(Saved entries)
┄┄┄┄┄┄
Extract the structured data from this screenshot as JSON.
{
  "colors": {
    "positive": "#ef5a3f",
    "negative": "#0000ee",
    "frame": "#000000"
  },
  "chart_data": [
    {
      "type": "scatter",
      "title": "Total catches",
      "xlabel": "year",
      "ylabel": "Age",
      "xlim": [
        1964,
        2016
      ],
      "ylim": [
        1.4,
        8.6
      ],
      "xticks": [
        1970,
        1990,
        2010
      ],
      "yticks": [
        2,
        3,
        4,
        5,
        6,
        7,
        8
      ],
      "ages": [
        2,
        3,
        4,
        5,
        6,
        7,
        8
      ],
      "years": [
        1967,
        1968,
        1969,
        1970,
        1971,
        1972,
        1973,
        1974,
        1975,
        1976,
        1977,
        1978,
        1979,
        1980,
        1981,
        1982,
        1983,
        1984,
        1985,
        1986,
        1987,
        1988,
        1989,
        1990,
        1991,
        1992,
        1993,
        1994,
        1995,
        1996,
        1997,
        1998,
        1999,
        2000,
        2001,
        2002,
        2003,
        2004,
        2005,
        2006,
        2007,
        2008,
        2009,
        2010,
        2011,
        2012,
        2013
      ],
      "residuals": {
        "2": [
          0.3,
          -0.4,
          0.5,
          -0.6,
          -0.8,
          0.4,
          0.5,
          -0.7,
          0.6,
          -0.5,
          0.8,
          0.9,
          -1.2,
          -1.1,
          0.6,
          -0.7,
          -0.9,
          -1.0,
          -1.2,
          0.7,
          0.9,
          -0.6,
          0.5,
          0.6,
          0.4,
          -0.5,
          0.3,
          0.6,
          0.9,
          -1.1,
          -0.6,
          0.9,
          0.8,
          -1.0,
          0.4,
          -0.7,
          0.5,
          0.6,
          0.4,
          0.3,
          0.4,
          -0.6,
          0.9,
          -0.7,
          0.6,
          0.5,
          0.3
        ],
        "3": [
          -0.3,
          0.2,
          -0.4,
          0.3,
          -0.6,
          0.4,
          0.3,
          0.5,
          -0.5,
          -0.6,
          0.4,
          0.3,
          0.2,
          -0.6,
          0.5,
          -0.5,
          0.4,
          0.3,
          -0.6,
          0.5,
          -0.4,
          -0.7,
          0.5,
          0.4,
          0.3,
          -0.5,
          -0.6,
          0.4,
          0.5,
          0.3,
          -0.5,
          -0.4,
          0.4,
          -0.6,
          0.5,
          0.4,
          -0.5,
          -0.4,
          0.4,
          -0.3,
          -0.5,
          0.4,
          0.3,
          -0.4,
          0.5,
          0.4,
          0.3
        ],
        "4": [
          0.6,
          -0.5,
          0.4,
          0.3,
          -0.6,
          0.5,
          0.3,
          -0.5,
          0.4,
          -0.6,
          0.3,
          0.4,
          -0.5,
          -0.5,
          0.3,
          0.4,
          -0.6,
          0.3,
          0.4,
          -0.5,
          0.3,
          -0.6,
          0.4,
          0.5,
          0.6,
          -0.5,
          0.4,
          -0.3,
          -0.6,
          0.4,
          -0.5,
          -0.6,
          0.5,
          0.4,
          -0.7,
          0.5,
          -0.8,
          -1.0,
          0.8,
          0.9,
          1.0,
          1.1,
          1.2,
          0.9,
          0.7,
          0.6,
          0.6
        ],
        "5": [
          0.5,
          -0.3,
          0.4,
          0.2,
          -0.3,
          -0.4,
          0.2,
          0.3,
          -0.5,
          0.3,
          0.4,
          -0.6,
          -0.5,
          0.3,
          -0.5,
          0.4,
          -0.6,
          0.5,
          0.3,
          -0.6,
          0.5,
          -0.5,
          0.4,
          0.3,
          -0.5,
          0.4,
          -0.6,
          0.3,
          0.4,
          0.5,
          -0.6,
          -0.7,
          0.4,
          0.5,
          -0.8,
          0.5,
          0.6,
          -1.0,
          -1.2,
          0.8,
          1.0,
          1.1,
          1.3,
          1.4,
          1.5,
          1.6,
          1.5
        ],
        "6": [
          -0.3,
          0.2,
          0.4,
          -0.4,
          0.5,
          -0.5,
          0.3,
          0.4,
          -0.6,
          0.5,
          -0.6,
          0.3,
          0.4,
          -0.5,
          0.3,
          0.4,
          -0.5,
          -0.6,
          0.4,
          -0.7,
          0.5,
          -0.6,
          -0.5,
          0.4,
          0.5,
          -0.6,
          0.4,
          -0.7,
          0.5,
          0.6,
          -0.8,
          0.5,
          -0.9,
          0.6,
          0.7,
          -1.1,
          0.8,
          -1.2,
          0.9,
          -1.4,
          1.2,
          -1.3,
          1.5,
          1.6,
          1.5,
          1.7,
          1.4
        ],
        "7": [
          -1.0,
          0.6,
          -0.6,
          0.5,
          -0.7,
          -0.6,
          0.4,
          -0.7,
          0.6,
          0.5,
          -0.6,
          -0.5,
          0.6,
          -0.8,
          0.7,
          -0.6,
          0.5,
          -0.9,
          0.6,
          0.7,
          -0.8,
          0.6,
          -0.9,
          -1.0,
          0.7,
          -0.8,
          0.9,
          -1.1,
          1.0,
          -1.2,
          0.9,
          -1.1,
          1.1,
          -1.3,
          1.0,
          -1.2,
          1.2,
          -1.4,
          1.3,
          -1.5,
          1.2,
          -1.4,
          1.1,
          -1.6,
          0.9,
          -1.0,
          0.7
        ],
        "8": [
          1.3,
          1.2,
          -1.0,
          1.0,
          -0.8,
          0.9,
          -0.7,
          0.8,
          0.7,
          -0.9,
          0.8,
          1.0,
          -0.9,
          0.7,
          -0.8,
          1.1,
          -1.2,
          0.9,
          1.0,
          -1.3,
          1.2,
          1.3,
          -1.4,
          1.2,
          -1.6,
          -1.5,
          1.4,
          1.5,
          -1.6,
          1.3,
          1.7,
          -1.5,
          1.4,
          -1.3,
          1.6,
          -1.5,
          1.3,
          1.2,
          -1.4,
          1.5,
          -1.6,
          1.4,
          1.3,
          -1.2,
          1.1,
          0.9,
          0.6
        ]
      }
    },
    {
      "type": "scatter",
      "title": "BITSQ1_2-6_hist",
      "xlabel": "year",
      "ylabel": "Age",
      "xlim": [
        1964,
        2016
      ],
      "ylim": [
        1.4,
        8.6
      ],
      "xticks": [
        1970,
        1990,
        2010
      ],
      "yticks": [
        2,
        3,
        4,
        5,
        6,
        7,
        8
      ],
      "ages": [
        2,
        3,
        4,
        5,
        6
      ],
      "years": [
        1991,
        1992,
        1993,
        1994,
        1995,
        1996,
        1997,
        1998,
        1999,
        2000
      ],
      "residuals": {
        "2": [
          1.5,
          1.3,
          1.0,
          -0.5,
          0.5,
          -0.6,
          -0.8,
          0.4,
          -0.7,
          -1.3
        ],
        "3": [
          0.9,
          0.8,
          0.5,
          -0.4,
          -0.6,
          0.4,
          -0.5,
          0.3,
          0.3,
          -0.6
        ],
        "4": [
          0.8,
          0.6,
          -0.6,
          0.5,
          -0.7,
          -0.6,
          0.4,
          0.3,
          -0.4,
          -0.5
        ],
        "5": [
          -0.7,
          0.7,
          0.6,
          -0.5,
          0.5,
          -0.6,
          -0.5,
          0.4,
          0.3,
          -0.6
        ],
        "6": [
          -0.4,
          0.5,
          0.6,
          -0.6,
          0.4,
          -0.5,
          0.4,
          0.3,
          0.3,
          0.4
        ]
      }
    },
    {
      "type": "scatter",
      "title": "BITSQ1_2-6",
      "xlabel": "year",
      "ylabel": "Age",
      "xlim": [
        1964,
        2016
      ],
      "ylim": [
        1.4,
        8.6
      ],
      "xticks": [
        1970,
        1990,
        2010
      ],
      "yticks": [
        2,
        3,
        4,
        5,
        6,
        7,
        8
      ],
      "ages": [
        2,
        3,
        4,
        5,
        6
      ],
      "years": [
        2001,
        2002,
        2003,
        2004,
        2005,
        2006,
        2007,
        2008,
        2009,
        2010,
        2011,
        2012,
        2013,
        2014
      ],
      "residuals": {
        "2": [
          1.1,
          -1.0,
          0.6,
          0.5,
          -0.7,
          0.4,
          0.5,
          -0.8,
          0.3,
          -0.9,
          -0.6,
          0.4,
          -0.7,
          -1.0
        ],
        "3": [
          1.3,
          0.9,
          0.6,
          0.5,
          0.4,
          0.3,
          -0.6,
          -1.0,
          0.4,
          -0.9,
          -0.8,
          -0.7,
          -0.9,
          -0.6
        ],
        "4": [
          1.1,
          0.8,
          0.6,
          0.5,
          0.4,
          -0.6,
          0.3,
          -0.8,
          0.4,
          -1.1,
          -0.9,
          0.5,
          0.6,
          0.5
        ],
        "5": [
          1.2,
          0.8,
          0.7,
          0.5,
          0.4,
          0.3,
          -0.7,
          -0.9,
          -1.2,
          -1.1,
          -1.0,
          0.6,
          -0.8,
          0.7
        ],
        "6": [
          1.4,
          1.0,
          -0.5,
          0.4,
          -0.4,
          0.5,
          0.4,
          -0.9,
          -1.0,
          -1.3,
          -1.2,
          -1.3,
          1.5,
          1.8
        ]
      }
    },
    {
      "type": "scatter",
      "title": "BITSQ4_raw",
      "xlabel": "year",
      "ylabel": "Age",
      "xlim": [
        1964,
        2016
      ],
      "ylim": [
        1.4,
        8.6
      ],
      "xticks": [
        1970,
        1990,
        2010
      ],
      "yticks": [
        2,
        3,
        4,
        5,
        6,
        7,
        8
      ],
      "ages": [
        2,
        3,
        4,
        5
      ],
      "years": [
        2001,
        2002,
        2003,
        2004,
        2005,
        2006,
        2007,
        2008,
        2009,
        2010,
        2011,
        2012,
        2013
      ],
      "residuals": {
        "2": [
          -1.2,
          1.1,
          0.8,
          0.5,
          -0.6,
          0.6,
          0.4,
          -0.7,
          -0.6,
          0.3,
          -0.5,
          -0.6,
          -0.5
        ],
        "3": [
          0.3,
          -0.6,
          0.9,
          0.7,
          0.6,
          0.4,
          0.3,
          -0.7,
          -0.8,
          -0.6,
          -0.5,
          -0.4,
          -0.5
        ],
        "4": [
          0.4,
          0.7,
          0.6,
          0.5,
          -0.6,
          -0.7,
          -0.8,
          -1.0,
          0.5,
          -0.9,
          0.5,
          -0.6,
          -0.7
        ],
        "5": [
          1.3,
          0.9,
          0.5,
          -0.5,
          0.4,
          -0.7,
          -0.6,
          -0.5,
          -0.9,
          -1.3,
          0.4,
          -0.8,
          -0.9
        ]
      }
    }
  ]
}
┄┄┄┄┄┄
> **WHAT THIS TASK INVOLVES**
For each line of the entries that includes "title", show that line.

> **THE OUTPUT**
      "title": "Total catches",
      "title": "BITSQ1_2-6_hist",
      "title": "BITSQ1_2-6",
      "title": "BITSQ4_raw",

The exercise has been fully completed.